Start of LISTED ENTRIES

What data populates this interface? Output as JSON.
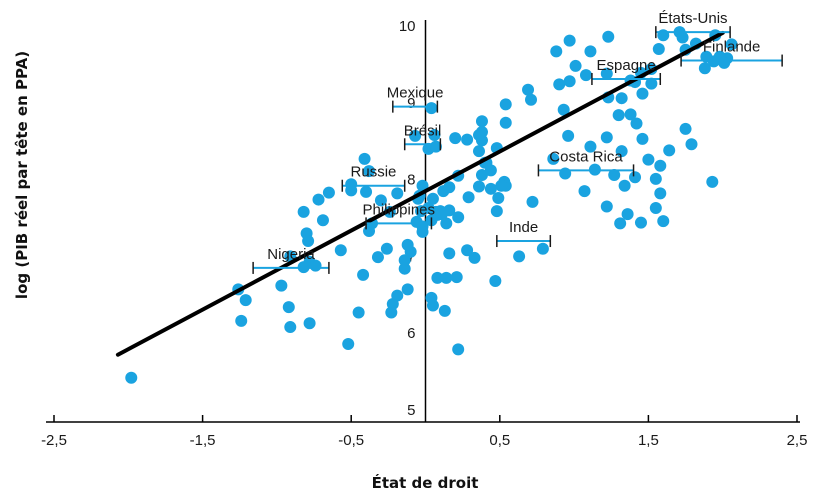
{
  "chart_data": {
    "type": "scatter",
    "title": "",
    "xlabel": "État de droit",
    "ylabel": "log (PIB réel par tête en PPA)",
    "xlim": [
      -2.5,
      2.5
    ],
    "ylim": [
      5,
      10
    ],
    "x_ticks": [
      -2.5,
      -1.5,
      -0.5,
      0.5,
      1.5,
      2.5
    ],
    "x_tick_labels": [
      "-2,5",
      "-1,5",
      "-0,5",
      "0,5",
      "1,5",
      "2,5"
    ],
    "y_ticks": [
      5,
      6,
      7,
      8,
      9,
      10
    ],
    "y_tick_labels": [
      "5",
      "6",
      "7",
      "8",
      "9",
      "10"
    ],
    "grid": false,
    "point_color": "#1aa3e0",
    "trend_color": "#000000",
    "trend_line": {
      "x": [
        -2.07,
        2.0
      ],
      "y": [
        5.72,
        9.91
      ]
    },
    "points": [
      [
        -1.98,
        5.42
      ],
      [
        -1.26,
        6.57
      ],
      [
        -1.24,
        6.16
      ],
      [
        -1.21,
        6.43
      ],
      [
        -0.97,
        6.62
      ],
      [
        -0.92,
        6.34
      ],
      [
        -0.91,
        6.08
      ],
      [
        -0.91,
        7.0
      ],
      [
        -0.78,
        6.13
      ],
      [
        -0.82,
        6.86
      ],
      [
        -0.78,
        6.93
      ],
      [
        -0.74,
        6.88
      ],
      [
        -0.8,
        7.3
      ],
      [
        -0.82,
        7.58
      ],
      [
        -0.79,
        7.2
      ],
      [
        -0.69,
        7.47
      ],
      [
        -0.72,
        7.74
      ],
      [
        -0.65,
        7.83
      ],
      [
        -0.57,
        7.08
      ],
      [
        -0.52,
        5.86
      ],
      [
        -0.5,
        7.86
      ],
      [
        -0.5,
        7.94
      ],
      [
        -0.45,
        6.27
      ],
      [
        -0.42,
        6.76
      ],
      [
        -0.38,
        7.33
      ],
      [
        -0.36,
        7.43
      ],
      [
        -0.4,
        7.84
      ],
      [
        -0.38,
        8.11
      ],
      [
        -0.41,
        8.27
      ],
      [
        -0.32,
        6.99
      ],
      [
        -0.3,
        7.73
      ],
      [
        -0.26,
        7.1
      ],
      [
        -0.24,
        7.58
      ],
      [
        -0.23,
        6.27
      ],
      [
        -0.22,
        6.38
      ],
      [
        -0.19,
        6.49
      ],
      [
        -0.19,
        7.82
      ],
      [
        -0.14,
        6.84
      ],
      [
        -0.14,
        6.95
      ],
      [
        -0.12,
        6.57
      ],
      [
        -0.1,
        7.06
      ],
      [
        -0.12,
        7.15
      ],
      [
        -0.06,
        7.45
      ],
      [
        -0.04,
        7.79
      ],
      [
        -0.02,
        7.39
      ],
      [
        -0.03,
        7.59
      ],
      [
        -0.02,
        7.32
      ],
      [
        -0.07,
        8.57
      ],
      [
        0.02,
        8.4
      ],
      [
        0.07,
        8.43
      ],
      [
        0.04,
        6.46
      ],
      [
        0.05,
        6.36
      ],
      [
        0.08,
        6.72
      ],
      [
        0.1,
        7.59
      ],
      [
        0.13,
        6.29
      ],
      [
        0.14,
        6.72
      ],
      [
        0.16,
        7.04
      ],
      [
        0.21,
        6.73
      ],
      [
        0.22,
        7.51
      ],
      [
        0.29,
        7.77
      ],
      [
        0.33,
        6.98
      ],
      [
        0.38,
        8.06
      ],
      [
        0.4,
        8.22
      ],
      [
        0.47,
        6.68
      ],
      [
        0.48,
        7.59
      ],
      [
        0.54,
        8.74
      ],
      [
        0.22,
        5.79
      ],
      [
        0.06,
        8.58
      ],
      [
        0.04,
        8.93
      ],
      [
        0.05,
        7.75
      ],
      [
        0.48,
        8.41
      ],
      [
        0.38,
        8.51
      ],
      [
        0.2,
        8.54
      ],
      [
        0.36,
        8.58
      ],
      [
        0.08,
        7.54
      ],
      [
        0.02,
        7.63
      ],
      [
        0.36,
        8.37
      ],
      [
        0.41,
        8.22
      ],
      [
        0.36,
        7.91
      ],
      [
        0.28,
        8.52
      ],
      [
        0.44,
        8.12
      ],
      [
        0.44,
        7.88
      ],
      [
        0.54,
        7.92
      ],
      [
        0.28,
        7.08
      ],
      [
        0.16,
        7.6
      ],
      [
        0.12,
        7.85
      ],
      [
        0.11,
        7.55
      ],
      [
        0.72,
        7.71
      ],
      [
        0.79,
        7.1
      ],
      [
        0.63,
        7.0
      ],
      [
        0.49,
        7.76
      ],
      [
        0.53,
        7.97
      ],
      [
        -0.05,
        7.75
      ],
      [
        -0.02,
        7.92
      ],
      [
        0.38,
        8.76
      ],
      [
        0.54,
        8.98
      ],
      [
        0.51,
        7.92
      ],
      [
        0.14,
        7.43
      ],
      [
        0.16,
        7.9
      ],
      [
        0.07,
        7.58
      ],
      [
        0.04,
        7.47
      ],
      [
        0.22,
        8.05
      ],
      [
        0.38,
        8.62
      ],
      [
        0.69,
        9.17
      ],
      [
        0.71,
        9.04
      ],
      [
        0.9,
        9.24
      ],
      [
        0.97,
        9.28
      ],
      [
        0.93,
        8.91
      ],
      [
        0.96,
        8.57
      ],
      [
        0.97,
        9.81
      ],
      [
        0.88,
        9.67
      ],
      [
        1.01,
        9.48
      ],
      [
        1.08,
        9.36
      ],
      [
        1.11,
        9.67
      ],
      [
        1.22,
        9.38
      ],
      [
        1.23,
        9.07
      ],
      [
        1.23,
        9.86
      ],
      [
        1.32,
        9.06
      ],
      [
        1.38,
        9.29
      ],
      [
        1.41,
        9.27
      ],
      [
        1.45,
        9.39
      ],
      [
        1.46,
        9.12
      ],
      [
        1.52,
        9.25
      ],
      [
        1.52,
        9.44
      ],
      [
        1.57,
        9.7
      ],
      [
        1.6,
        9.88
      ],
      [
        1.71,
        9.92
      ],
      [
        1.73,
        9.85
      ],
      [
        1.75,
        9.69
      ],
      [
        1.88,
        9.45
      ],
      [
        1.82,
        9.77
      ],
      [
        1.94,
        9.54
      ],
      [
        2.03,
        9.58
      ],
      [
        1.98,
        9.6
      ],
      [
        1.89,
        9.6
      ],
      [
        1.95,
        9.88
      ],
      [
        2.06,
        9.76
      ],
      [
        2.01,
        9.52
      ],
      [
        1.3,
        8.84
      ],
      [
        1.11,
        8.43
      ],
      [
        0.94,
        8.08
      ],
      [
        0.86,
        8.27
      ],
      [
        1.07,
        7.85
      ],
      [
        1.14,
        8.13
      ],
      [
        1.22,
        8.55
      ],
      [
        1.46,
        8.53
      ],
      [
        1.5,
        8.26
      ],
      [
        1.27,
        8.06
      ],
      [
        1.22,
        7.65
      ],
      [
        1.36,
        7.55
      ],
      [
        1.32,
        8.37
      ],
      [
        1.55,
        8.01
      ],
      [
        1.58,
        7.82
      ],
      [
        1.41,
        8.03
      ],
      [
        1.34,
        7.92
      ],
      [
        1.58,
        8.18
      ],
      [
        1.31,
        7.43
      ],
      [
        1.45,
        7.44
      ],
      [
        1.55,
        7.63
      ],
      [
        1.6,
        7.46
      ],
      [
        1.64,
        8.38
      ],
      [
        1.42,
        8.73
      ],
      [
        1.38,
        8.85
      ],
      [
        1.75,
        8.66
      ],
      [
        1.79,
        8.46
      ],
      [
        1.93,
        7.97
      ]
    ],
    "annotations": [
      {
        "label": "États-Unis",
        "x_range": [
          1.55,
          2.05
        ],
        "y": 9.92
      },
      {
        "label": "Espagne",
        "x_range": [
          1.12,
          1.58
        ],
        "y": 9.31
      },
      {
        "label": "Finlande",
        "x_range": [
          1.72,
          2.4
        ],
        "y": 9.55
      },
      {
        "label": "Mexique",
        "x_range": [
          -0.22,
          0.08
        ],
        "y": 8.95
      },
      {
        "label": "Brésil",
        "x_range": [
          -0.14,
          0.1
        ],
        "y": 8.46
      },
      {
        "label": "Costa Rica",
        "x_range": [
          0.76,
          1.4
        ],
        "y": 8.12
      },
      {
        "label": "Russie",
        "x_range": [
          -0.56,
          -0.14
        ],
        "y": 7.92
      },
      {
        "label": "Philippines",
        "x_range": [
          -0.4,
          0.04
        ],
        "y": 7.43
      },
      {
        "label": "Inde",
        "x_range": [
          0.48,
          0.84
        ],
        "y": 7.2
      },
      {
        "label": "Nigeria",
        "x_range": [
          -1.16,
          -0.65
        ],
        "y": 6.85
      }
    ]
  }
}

End of LISTED ENTRIES
Start of LISTED ENTRIES

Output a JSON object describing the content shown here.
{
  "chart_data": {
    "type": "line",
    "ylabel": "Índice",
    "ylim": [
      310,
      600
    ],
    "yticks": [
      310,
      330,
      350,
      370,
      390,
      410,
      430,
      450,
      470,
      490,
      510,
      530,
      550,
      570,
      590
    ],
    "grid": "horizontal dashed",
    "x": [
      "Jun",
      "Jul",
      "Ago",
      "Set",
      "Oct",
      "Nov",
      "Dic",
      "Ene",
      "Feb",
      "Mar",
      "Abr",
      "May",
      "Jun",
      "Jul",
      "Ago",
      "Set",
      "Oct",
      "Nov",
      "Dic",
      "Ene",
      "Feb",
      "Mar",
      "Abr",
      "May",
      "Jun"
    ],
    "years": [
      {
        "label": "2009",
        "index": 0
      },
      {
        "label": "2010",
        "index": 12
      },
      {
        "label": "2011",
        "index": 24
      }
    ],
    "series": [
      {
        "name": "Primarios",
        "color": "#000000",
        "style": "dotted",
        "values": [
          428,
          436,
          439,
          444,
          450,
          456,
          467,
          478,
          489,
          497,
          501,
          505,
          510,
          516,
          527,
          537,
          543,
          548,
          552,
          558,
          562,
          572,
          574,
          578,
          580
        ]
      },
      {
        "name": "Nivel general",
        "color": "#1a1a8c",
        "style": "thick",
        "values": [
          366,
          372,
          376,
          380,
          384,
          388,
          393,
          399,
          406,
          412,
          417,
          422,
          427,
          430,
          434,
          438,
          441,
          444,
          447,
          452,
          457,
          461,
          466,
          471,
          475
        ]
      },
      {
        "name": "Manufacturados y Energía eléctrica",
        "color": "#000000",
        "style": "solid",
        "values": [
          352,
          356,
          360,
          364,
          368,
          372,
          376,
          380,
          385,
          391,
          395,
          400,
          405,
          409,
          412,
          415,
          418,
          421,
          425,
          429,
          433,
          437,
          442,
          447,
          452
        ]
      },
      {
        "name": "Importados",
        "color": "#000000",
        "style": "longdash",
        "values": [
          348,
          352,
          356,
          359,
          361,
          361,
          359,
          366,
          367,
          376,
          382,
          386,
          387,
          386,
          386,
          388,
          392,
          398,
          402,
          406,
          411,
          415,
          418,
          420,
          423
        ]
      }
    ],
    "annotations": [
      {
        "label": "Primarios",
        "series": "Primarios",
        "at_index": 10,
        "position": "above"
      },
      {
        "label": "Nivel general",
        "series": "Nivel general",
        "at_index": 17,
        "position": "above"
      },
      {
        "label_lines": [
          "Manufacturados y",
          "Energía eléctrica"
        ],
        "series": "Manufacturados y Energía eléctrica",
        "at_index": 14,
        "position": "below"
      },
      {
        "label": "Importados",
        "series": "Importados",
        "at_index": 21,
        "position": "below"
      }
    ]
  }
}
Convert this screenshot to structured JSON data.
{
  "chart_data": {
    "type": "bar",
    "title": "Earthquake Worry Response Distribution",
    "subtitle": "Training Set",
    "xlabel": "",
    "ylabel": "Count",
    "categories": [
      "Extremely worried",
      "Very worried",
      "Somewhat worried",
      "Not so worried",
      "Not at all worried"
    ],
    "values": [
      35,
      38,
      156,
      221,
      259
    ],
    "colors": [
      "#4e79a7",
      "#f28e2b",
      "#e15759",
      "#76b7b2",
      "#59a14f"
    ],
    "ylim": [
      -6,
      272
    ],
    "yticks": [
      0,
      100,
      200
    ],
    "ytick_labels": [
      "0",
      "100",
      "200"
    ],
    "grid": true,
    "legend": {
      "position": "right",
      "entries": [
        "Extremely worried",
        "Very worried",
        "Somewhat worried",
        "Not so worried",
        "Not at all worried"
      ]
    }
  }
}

End of LISTED ENTRIES

## SHORT PROBLEM:
Tally the lines above containing "worried". Answer with the count only.

## ANSWER FOR THE TASK:
10